» THE TASK
Copy out word for word the part of the listing that begins with the line containing "properties-panel: Canvas Size" and ends with the line containing "636, 975, 651]", including both of those lines.

» RECORDS FOR THIS TASK
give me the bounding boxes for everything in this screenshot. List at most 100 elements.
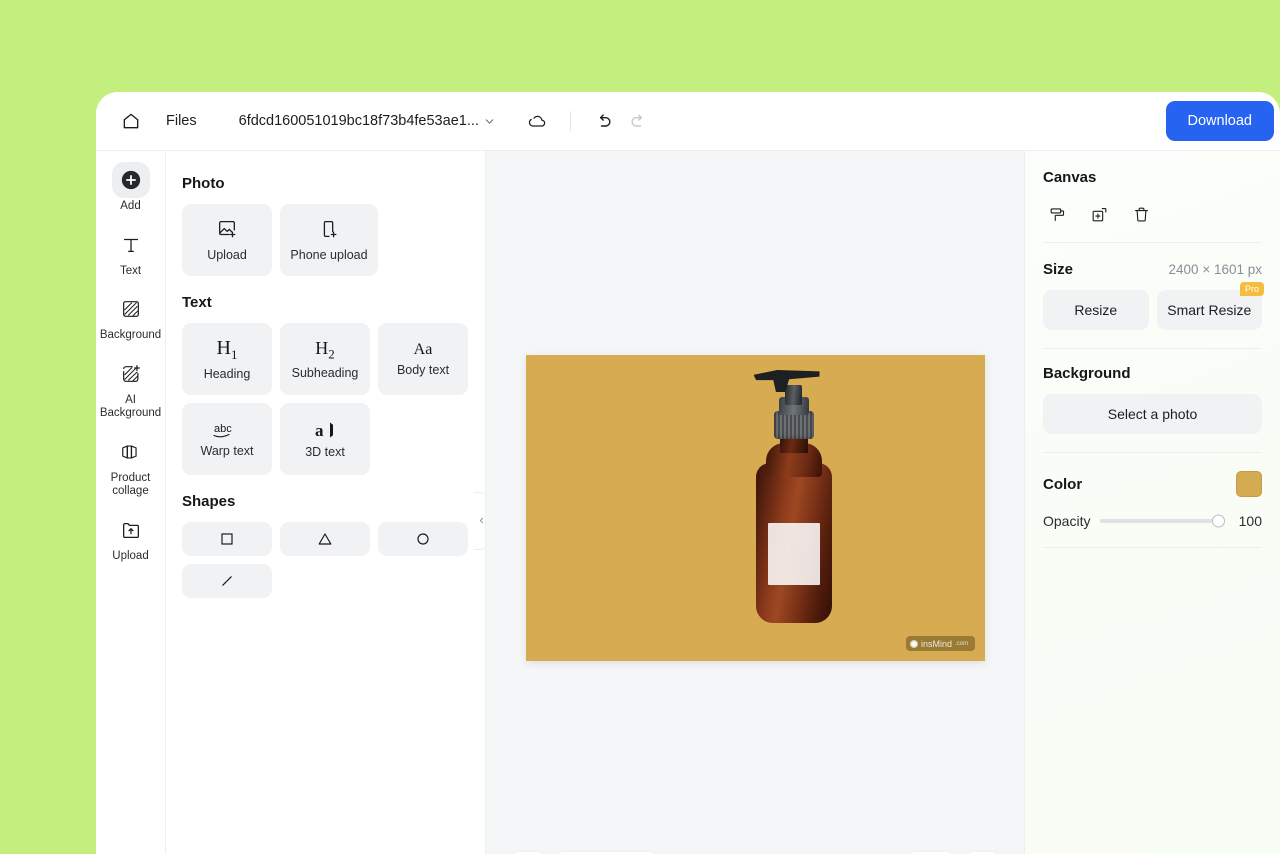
properties-panel: Canvas Size 2400 × 1601 px Resize Smart …	[1024, 151, 1280, 854]
undo-icon[interactable]	[587, 104, 621, 138]
sidebar-item-product-collage[interactable]: Product collage	[102, 431, 160, 505]
3d-text-tile-label: 3D text	[305, 445, 345, 459]
sidebar-item-add[interactable]: Add	[102, 159, 160, 220]
panel-collapse-toggle[interactable]	[474, 492, 486, 550]
canvas-actions	[1043, 200, 1262, 243]
3d-text-icon: a	[313, 419, 337, 441]
watermark: insMind .com	[905, 636, 975, 651]
body-text-aa-icon: Aa	[413, 341, 433, 358]
trash-icon[interactable]	[1127, 200, 1155, 228]
document-name-dropdown[interactable]: 6fdcd160051019bc18f73b4fe53ae1...	[239, 113, 496, 129]
section-title-photo: Photo	[182, 175, 225, 192]
size-row: Size 2400 × 1601 px	[1043, 261, 1262, 278]
line-shape-tile[interactable]	[182, 564, 272, 598]
sidebar-item-label: Add	[120, 200, 141, 212]
smart-resize-button[interactable]: Smart Resize Pro	[1156, 282, 1264, 330]
color-row: Color	[1043, 471, 1262, 497]
folder-upload-icon	[112, 515, 150, 545]
upload-tile-label: Upload	[207, 248, 247, 262]
collage-panels-icon	[112, 437, 150, 467]
panel-title: Canvas	[1043, 169, 1097, 186]
color-label: Color	[1043, 475, 1083, 493]
square-shape-icon	[217, 529, 237, 549]
sidebar-item-ai-background[interactable]: AI Background	[99, 353, 162, 427]
bottle-collar	[773, 411, 814, 439]
heading-h2-icon: H2	[315, 337, 335, 362]
background-label: Background	[1043, 365, 1131, 382]
editor-body: Add Text Background AI Background Produc…	[96, 150, 1280, 854]
shape-tiles	[182, 522, 469, 598]
text-tiles: H1 Heading H2 Subheading Aa Body text ab…	[182, 323, 469, 475]
sidebar-item-label: Upload	[112, 549, 149, 562]
background-row: Background	[1043, 365, 1262, 382]
square-shape-tile[interactable]	[182, 522, 272, 556]
subheading-tile[interactable]: H2 Subheading	[280, 323, 370, 395]
opacity-slider-thumb[interactable]	[1212, 514, 1225, 528]
svg-text:abc: abc	[214, 423, 232, 435]
opacity-slider[interactable]	[1100, 514, 1225, 528]
opacity-row: Opacity 100	[1043, 513, 1262, 548]
sidebar-item-text[interactable]: Text	[102, 224, 160, 285]
heading-tile-label: Heading	[203, 367, 251, 381]
app-window: Files 6fdcd160051019bc18f73b4fe53ae1... …	[96, 92, 1280, 854]
size-label: Size	[1043, 261, 1074, 278]
hatch-sparkle-icon	[112, 359, 150, 389]
sidebar-item-label: AI Background	[99, 393, 162, 420]
circle-shape-icon	[413, 529, 433, 549]
upload-tile[interactable]: Upload	[182, 204, 272, 276]
cloud-save-icon[interactable]	[520, 104, 554, 138]
circle-shape-tile[interactable]	[378, 522, 468, 556]
canvas-bottom-toolbar	[486, 840, 1024, 854]
3d-text-tile[interactable]: a 3D text	[280, 403, 370, 475]
body-text-tile[interactable]: Aa Body text	[378, 323, 468, 395]
phone-upload-tile[interactable]: Phone upload	[280, 204, 378, 276]
section-title-text: Text	[182, 294, 212, 311]
design-canvas[interactable]: insMind .com	[526, 355, 985, 661]
opacity-label: Opacity	[1043, 513, 1091, 529]
watermark-logo-icon	[909, 639, 918, 648]
line-shape-icon	[217, 571, 237, 591]
download-button[interactable]: Download	[1165, 101, 1274, 141]
top-toolbar: Files 6fdcd160051019bc18f73b4fe53ae1... …	[96, 92, 1280, 150]
body-text-tile-label: Body text	[396, 363, 450, 377]
warp-text-tile[interactable]: abc Warp text	[182, 403, 272, 475]
opacity-value: 100	[1238, 513, 1262, 529]
redo-icon[interactable]	[621, 104, 655, 138]
pro-badge: Pro	[1239, 282, 1264, 296]
home-icon[interactable]	[114, 104, 148, 138]
smart-resize-label: Smart Resize	[1167, 302, 1252, 318]
image-plus-icon	[216, 218, 238, 240]
photo-tiles: Upload Phone upload	[182, 204, 469, 276]
sidebar-item-label: Text	[119, 264, 142, 277]
section-title-shapes: Shapes	[182, 493, 236, 510]
heading-tile[interactable]: H1 Heading	[182, 323, 272, 395]
color-swatch[interactable]	[1236, 471, 1262, 497]
sidebar-item-label: Product collage	[110, 471, 151, 498]
toolbar-divider	[569, 111, 571, 131]
chevron-down-icon	[483, 115, 496, 128]
watermark-text: insMind	[920, 638, 952, 649]
add-tool-panel: Photo Upload Phone upload Text H1 Headin…	[166, 151, 486, 854]
paint-roller-icon[interactable]	[1043, 200, 1071, 228]
resize-button[interactable]: Resize	[1043, 290, 1149, 330]
bottle-label	[767, 523, 820, 585]
sidebar-item-background[interactable]: Background	[99, 288, 162, 349]
phone-upload-tile-label: Phone upload	[290, 248, 368, 262]
document-name: 6fdcd160051019bc18f73b4fe53ae1...	[238, 113, 479, 129]
bottle-pump-stem	[784, 385, 802, 405]
panel-divider	[1043, 452, 1262, 453]
select-a-photo-button[interactable]: Select a photo	[1043, 394, 1262, 434]
sidebar-item-label: Background	[99, 329, 162, 342]
files-menu[interactable]: Files	[166, 113, 197, 129]
size-buttons: Resize Smart Resize Pro	[1043, 282, 1264, 349]
warp-text-icon: abc	[210, 420, 244, 440]
subheading-tile-label: Subheading	[291, 366, 359, 381]
chevron-left-icon	[477, 512, 486, 530]
product-bottle-image[interactable]	[752, 367, 838, 625]
phone-plus-icon	[318, 218, 340, 240]
sidebar-item-upload[interactable]: Upload	[102, 509, 160, 570]
hatch-square-icon	[112, 294, 150, 324]
duplicate-icon[interactable]	[1085, 200, 1113, 228]
canvas-workspace[interactable]: insMind .com	[486, 151, 1024, 854]
triangle-shape-tile[interactable]	[280, 522, 370, 556]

» FULL RESPONSE
properties-panel: Canvas Size 2400 × 1601 px Resize Smart …	[1024, 151, 1280, 854]
undo-icon[interactable]	[587, 104, 621, 138]
sidebar-item-product-collage[interactable]: Product collage	[102, 431, 160, 505]
3d-text-tile-label: 3D text	[305, 445, 345, 459]
sidebar-item-add[interactable]: Add	[102, 159, 160, 220]
panel-collapse-toggle[interactable]	[474, 492, 486, 550]
canvas-actions	[1043, 200, 1262, 243]
3d-text-icon: a	[313, 419, 337, 441]
watermark: insMind .com	[905, 636, 975, 651]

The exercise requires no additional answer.